Locate the string "name" in the records below. Copy every line where it occurs.

## start MATERIAL

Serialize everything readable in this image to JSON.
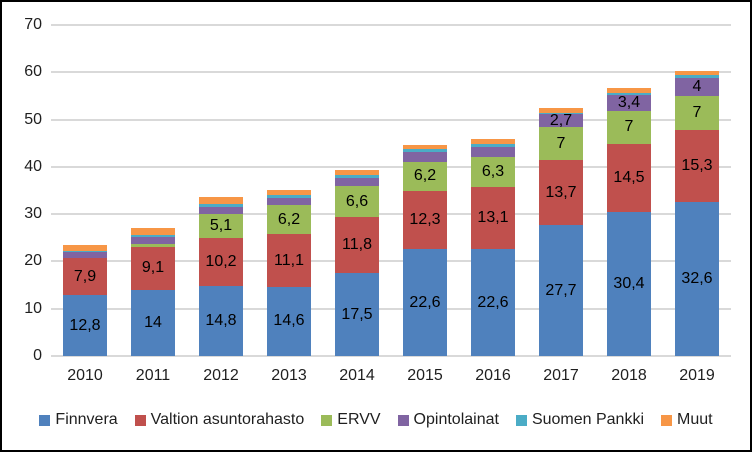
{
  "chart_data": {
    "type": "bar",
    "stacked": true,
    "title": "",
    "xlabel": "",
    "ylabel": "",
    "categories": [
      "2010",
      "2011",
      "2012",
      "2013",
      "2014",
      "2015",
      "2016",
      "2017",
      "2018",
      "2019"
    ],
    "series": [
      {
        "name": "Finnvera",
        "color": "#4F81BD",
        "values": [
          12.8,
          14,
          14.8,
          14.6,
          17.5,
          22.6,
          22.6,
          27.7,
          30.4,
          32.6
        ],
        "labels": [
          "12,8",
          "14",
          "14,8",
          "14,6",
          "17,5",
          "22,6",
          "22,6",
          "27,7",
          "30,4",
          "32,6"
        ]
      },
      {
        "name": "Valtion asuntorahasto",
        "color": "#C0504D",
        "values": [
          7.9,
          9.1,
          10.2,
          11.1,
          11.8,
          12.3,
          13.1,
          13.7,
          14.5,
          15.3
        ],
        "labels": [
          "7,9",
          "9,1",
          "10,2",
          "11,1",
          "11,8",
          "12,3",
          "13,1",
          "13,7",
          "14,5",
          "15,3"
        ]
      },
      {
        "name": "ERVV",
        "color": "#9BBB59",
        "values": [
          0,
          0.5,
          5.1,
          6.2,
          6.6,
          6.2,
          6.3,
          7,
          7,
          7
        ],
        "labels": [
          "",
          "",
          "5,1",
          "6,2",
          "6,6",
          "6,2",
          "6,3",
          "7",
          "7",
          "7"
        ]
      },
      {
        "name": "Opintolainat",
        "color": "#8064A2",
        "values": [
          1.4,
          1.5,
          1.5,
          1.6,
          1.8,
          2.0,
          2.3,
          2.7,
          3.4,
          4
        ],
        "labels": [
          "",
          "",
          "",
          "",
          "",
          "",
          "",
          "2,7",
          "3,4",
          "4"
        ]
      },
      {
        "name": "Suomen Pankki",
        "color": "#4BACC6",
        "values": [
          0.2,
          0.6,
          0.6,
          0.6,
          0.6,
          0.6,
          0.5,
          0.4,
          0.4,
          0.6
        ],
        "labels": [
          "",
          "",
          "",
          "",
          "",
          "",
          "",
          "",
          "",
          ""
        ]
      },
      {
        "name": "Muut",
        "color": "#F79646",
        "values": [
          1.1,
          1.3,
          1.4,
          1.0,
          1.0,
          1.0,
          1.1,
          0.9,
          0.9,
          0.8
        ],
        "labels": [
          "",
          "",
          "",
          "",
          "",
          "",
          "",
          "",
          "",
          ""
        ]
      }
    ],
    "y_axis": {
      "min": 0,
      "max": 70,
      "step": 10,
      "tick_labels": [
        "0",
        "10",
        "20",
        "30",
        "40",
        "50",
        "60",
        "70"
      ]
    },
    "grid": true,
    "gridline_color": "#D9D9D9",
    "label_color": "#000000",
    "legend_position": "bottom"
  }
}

## end MATERIAL

[FINISHED EXERCISE]
        "name": "Finnvera",
        "name": "Valtion asuntorahasto",
        "name": "ERVV",
        "name": "Opintolainat",
        "name": "Suomen Pankki",
        "name": "Muut",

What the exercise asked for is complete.